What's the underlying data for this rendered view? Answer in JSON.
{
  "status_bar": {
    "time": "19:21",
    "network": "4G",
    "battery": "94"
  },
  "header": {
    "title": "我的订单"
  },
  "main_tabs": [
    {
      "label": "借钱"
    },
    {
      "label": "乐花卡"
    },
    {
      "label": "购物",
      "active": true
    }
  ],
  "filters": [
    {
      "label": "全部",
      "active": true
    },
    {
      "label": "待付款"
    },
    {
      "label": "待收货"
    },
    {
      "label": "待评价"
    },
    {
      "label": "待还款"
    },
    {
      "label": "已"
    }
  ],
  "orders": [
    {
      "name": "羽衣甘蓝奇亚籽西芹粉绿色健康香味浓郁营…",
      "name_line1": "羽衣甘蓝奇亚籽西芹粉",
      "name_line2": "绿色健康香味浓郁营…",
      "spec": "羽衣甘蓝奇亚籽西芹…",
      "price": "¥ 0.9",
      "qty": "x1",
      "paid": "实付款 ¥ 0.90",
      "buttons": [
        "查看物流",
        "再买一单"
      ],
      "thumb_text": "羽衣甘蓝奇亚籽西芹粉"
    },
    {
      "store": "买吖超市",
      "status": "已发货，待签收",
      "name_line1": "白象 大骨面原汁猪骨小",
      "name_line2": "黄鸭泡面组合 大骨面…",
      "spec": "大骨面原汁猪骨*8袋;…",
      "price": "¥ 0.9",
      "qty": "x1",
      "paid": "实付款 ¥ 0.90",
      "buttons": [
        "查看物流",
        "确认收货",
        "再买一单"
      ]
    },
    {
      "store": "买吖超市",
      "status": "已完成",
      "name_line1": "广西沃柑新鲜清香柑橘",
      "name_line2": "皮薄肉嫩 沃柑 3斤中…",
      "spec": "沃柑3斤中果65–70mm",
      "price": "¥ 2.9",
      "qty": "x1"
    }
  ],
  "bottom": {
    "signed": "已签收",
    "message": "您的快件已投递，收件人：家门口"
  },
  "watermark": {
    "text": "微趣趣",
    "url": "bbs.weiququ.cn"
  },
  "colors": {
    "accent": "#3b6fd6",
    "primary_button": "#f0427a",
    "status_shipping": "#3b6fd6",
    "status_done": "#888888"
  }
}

○ ○ ○ ○ ○

Please repeat the listing exactly, with nothing left out.

◆ **COMPLETE RESPONSE**:
What's the underlying data for this rendered view? Answer in JSON.
{
  "status_bar": {
    "time": "19:21",
    "network": "4G",
    "battery": "94"
  },
  "header": {
    "title": "我的订单"
  },
  "main_tabs": [
    {
      "label": "借钱"
    },
    {
      "label": "乐花卡"
    },
    {
      "label": "购物",
      "active": true
    }
  ],
  "filters": [
    {
      "label": "全部",
      "active": true
    },
    {
      "label": "待付款"
    },
    {
      "label": "待收货"
    },
    {
      "label": "待评价"
    },
    {
      "label": "待还款"
    },
    {
      "label": "已"
    }
  ],
  "orders": [
    {
      "name": "羽衣甘蓝奇亚籽西芹粉绿色健康香味浓郁营…",
      "name_line1": "羽衣甘蓝奇亚籽西芹粉",
      "name_line2": "绿色健康香味浓郁营…",
      "spec": "羽衣甘蓝奇亚籽西芹…",
      "price": "¥ 0.9",
      "qty": "x1",
      "paid": "实付款 ¥ 0.90",
      "buttons": [
        "查看物流",
        "再买一单"
      ],
      "thumb_text": "羽衣甘蓝奇亚籽西芹粉"
    },
    {
      "store": "买吖超市",
      "status": "已发货，待签收",
      "name_line1": "白象 大骨面原汁猪骨小",
      "name_line2": "黄鸭泡面组合 大骨面…",
      "spec": "大骨面原汁猪骨*8袋;…",
      "price": "¥ 0.9",
      "qty": "x1",
      "paid": "实付款 ¥ 0.90",
      "buttons": [
        "查看物流",
        "确认收货",
        "再买一单"
      ]
    },
    {
      "store": "买吖超市",
      "status": "已完成",
      "name_line1": "广西沃柑新鲜清香柑橘",
      "name_line2": "皮薄肉嫩 沃柑 3斤中…",
      "spec": "沃柑3斤中果65–70mm",
      "price": "¥ 2.9",
      "qty": "x1"
    }
  ],
  "bottom": {
    "signed": "已签收",
    "message": "您的快件已投递，收件人：家门口"
  },
  "watermark": {
    "text": "微趣趣",
    "url": "bbs.weiququ.cn"
  },
  "colors": {
    "accent": "#3b6fd6",
    "primary_button": "#f0427a",
    "status_shipping": "#3b6fd6",
    "status_done": "#888888"
  }
}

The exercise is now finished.